PROBLEM DESCRIPTION =>
What follows is a listing; restate every line of it word for word.

[Stored records]
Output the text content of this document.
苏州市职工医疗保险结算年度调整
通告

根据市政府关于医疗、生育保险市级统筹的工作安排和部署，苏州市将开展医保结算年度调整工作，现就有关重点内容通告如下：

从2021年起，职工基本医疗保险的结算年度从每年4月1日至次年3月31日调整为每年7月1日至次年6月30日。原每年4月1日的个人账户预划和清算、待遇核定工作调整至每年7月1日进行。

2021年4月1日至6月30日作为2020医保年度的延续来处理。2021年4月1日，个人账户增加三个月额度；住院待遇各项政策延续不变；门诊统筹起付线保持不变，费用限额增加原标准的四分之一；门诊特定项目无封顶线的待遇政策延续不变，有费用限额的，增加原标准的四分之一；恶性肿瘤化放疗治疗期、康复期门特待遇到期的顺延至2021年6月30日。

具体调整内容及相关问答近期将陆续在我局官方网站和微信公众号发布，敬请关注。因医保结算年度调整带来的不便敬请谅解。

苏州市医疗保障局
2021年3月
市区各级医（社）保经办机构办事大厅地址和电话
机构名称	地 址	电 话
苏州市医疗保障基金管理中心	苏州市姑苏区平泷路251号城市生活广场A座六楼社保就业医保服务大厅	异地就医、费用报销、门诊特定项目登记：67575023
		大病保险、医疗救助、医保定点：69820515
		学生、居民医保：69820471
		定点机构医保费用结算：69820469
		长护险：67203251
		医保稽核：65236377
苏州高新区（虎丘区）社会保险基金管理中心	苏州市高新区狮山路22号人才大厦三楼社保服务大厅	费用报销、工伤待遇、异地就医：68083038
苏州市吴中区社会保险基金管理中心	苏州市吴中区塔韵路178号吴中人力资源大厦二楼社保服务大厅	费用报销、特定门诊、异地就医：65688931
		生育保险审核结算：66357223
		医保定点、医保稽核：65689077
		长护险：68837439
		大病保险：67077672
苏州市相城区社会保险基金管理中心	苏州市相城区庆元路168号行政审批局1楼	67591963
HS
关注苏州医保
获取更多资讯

RESPONSE =>
Output the text content of this document.
苏州市职工医疗保险结算年度调整
通告

根据市政府关于医疗、生育保险市级统筹的工作安排和部署，苏州市将开展医保结算年度调整工作，现就有关重点内容通告如下：

从2021年起，职工基本医疗保险的结算年度从每年4月1日至次年3月31日调整为每年7月1日至次年6月30日。原每年4月1日的个人账户预划和清算、待遇核定工作调整至每年7月1日进行。

2021年4月1日至6月30日作为2020医保年度的延续来处理。2021年4月1日，个人账户增加三个月额度；住院待遇各项政策延续不变；门诊统筹起付线保持不变，费用限额增加原标准的四分之一；门诊特定项目无封顶线的待遇政策延续不变，有费用限额的，增加原标准的四分之一；恶性肿瘤化放疗治疗期、康复期门特待遇到期的顺延至2021年6月30日。

具体调整内容及相关问答近期将陆续在我局官方网站和微信公众号发布，敬请关注。因医保结算年度调整带来的不便敬请谅解。

苏州市医疗保障局
2021年3月
市区各级医（社）保经办机构办事大厅地址和电话
机构名称	地 址	电 话
苏州市医疗保障基金管理中心	苏州市姑苏区平泷路251号城市生活广场A座六楼社保就业医保服务大厅	异地就医、费用报销、门诊特定项目登记：67575023
		大病保险、医疗救助、医保定点：69820515
		学生、居民医保：69820471
		定点机构医保费用结算：69820469
		长护险：67203251
		医保稽核：65236377
苏州高新区（虎丘区）社会保险基金管理中心	苏州市高新区狮山路22号人才大厦三楼社保服务大厅	费用报销、工伤待遇、异地就医：68083038
苏州市吴中区社会保险基金管理中心	苏州市吴中区塔韵路178号吴中人力资源大厦二楼社保服务大厅	费用报销、特定门诊、异地就医：65688931
		生育保险审核结算：66357223
		医保定点、医保稽核：65689077
		长护险：68837439
		大病保险：67077672
苏州市相城区社会保险基金管理中心	苏州市相城区庆元路168号行政审批局1楼	67591963
HS
关注苏州医保
获取更多资讯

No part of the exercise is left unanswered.